=== Information supplied ===

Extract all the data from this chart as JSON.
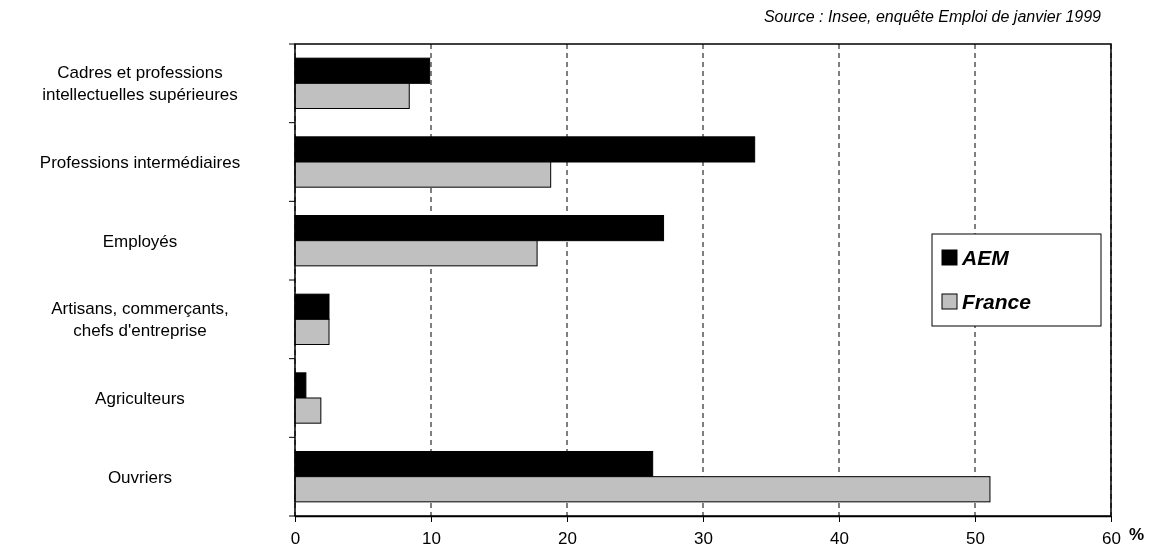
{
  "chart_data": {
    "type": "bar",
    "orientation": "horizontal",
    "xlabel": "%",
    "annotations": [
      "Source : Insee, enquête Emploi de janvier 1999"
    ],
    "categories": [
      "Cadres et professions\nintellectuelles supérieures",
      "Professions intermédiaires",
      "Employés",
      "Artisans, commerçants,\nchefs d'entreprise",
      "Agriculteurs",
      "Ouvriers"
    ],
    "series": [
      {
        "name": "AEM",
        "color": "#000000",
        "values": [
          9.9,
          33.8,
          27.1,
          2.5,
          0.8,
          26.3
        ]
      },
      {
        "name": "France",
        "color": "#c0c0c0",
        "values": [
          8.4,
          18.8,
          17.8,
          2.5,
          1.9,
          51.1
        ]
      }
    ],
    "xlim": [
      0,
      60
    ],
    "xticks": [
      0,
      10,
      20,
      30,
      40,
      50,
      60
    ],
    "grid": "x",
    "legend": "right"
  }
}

===
=== Information supplied ===

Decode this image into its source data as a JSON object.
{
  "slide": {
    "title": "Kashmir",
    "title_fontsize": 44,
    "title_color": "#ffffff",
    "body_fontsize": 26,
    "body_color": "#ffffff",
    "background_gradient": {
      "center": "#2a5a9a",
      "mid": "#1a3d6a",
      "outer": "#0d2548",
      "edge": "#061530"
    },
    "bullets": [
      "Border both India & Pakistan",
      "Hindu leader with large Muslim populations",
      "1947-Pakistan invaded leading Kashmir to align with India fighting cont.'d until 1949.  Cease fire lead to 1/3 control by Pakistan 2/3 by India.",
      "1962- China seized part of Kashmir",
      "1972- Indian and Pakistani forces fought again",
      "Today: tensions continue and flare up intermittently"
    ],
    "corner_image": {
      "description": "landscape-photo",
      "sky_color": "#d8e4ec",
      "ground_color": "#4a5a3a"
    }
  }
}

===

Written request: Copy each line that holds the word "this".

Exercise result:
Extract all the data from this chart as JSON.
Decode this image into its source data as a JSON object.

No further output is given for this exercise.